* START Supplied records *
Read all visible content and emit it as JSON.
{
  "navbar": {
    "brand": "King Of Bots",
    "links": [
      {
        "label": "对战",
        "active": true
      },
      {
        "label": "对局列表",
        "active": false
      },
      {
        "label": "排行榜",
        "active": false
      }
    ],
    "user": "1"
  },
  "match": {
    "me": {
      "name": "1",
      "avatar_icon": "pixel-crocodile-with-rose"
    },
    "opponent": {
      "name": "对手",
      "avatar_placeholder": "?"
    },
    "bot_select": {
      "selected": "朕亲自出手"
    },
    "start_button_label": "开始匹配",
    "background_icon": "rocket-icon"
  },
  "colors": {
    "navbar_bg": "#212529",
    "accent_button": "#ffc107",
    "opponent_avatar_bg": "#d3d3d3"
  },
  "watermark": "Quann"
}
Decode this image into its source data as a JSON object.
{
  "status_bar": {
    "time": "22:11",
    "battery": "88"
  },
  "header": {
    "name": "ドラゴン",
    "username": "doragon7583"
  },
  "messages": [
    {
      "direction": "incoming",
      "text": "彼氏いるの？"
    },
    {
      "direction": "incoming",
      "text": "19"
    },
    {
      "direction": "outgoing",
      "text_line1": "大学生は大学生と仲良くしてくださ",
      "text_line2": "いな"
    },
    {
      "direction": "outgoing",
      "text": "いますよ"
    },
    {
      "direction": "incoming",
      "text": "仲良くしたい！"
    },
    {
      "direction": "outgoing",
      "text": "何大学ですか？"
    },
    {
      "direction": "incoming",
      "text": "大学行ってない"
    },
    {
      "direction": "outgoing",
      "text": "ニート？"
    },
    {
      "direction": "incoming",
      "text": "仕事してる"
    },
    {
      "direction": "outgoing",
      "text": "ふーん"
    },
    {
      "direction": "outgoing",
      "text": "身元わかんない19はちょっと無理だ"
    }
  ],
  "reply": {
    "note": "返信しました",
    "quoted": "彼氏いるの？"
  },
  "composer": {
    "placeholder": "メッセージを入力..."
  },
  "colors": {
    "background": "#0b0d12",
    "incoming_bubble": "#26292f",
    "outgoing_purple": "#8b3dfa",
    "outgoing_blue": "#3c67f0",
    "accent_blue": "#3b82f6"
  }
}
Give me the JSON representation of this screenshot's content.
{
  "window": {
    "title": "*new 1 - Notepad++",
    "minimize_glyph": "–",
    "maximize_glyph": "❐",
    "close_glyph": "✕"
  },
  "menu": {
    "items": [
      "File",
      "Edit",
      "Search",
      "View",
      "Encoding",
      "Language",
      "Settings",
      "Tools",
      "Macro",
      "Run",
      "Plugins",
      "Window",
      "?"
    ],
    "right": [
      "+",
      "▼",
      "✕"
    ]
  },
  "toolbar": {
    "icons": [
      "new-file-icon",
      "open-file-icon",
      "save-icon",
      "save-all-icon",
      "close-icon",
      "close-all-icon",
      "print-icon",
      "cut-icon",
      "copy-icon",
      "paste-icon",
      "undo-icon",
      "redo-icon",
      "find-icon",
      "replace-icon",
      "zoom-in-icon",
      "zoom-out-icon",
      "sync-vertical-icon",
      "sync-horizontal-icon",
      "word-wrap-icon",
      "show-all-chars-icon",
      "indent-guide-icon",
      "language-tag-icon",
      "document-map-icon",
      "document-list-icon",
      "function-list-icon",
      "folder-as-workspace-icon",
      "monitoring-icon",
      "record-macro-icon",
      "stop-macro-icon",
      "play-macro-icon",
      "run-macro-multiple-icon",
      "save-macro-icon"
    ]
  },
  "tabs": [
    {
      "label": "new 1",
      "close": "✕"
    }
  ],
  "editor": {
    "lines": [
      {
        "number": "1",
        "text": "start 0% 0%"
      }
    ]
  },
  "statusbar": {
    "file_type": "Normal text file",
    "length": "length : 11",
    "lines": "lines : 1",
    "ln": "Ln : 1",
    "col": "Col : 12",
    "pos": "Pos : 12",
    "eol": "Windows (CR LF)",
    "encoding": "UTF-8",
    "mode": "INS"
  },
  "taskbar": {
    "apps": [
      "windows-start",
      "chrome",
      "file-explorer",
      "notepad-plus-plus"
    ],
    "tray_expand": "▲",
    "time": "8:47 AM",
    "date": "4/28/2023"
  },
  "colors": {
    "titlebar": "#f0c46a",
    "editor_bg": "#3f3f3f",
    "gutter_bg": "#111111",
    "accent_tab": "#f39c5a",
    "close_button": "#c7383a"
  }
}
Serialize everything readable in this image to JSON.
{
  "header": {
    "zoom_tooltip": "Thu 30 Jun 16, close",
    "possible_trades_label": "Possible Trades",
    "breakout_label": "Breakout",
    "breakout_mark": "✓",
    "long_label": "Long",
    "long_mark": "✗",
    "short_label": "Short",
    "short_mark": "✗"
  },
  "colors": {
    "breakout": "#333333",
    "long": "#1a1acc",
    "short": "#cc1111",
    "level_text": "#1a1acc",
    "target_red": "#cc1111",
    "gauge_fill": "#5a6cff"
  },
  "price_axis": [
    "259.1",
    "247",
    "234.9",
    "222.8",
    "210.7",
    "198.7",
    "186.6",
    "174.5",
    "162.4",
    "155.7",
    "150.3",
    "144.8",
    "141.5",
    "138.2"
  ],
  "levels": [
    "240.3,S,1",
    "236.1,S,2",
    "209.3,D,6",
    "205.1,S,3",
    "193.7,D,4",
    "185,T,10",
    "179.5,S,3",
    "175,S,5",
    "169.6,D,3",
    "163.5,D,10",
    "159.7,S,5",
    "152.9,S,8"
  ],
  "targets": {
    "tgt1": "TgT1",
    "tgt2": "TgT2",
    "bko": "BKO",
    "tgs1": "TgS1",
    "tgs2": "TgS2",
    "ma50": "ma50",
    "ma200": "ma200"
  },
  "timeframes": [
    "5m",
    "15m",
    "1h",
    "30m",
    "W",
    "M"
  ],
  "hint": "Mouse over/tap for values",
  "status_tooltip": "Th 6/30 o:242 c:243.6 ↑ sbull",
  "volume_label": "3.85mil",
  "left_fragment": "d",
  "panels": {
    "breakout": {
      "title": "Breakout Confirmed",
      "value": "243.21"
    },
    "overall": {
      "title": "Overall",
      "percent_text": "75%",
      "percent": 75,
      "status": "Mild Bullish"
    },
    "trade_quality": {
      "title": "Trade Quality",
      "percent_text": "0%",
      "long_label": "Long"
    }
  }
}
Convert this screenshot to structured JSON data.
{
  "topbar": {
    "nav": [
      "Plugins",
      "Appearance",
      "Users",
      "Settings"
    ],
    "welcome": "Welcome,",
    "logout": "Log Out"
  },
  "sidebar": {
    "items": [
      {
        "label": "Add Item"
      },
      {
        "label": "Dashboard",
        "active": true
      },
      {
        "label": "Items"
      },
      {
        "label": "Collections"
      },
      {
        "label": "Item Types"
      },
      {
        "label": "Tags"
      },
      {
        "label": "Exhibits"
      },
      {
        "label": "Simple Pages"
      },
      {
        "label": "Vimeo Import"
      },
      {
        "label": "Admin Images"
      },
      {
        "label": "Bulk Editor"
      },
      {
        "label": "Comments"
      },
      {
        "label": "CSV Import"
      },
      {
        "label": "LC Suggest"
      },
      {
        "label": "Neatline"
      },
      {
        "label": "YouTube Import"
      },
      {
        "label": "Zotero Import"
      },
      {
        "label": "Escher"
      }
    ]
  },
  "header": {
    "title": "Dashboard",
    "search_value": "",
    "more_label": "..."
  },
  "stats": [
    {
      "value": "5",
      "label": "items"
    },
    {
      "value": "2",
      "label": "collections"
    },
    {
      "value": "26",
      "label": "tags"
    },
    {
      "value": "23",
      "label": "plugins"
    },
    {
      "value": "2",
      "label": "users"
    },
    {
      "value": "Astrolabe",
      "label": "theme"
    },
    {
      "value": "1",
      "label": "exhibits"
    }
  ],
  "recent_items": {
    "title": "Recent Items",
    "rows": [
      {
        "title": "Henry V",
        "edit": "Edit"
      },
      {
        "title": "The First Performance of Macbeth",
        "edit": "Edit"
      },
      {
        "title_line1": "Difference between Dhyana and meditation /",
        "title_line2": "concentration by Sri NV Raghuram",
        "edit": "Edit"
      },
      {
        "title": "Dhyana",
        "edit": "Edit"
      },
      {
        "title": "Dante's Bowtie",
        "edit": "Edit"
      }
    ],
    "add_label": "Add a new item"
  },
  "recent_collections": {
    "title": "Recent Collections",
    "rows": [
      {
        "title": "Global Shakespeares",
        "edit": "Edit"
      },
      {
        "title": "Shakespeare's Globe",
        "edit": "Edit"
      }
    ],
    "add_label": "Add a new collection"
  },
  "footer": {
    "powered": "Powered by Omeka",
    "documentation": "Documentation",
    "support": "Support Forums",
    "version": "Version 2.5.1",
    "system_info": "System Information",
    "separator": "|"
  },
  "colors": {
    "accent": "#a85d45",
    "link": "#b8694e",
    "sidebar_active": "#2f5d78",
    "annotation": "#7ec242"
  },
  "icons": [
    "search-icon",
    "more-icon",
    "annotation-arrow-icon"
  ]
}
* END Supplied records *
Examine the records and report how many lines contain the string "screenshot". Only the number should be given.

→ **Response to the task**:
2